-- Input for this task start --

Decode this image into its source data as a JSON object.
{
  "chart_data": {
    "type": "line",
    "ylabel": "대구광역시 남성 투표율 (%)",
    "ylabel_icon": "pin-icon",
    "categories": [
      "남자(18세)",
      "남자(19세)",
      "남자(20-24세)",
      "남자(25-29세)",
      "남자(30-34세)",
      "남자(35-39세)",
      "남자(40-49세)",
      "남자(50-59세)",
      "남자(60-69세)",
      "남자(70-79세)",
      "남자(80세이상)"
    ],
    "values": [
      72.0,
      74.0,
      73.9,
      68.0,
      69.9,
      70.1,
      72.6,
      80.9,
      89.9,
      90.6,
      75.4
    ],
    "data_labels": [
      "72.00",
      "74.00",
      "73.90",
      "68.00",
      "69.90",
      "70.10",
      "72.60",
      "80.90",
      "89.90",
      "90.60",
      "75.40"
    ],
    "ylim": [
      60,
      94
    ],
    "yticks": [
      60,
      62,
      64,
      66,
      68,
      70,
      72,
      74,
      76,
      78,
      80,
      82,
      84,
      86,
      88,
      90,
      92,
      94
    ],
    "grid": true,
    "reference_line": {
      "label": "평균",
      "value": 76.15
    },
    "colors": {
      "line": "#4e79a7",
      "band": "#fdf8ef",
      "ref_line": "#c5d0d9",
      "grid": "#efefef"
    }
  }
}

-- Input for this task end --

→ Request
Copy every line of the records word for word.

→ Solution
Decode this image into its source data as a JSON object.
{
  "chart_data": {
    "type": "line",
    "ylabel": "대구광역시 남성 투표율 (%)",
    "ylabel_icon": "pin-icon",
    "categories": [
      "남자(18세)",
      "남자(19세)",
      "남자(20-24세)",
      "남자(25-29세)",
      "남자(30-34세)",
      "남자(35-39세)",
      "남자(40-49세)",
      "남자(50-59세)",
      "남자(60-69세)",
      "남자(70-79세)",
      "남자(80세이상)"
    ],
    "values": [
      72.0,
      74.0,
      73.9,
      68.0,
      69.9,
      70.1,
      72.6,
      80.9,
      89.9,
      90.6,
      75.4
    ],
    "data_labels": [
      "72.00",
      "74.00",
      "73.90",
      "68.00",
      "69.90",
      "70.10",
      "72.60",
      "80.90",
      "89.90",
      "90.60",
      "75.40"
    ],
    "ylim": [
      60,
      94
    ],
    "yticks": [
      60,
      62,
      64,
      66,
      68,
      70,
      72,
      74,
      76,
      78,
      80,
      82,
      84,
      86,
      88,
      90,
      92,
      94
    ],
    "grid": true,
    "reference_line": {
      "label": "평균",
      "value": 76.15
    },
    "colors": {
      "line": "#4e79a7",
      "band": "#fdf8ef",
      "ref_line": "#c5d0d9",
      "grid": "#efefef"
    }
  }
}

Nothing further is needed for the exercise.